══ EXERCISE INPUTS ══
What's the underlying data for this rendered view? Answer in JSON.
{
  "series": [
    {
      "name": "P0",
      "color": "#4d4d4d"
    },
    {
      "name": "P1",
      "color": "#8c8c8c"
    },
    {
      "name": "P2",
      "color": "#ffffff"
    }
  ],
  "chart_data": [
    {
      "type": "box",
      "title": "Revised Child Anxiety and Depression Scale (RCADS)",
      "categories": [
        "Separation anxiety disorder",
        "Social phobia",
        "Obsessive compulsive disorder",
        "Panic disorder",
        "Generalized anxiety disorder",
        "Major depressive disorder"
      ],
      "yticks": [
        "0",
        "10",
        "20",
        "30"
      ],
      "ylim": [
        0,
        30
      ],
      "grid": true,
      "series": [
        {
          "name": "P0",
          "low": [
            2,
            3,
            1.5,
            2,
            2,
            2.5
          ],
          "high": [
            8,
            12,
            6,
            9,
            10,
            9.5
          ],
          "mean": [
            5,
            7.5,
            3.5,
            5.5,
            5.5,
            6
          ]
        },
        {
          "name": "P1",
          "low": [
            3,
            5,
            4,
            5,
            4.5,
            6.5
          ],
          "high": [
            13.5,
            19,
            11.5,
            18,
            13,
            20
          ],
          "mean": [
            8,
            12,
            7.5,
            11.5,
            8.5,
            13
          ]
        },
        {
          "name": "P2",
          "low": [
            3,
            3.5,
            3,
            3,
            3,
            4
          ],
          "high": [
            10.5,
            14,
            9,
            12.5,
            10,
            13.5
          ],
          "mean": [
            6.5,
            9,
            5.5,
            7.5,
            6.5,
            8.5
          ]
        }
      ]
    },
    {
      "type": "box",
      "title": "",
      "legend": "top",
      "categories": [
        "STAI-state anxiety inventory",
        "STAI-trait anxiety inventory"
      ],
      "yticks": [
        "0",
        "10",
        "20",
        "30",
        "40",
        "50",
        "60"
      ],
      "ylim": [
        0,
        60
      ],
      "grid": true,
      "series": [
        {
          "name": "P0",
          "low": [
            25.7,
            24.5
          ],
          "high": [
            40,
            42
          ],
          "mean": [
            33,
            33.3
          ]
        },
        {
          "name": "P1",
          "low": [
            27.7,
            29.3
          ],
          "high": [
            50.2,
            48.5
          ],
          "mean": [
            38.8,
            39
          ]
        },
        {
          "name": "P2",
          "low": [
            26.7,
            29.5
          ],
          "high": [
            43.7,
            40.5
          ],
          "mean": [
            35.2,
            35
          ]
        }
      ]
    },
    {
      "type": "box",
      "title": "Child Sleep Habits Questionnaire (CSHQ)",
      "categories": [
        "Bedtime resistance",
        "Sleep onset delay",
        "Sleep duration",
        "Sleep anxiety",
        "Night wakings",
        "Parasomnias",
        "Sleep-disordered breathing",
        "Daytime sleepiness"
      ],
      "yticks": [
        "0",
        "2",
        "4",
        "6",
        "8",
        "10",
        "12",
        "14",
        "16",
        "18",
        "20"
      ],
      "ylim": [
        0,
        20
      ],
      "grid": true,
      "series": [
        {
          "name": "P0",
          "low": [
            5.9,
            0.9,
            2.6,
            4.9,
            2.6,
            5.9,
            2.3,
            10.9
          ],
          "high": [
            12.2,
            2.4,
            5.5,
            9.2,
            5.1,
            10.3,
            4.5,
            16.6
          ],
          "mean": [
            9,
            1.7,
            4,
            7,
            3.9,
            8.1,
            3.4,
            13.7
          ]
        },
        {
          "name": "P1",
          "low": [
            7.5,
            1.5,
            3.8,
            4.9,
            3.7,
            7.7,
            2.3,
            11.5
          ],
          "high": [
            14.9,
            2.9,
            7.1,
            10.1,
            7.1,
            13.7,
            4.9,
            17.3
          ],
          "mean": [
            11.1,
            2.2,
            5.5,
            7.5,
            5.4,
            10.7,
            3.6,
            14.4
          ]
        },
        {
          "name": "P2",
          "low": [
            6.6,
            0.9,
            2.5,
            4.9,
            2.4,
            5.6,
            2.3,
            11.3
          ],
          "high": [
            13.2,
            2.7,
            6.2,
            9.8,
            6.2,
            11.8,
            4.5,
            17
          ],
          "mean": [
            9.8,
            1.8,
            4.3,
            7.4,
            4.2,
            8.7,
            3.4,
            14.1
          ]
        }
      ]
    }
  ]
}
═══
From the entries above, copy each line holding "inventory".

**RESPONSE**.
        "STAI-state anxiety inventory",
        "STAI-trait anxiety inventory"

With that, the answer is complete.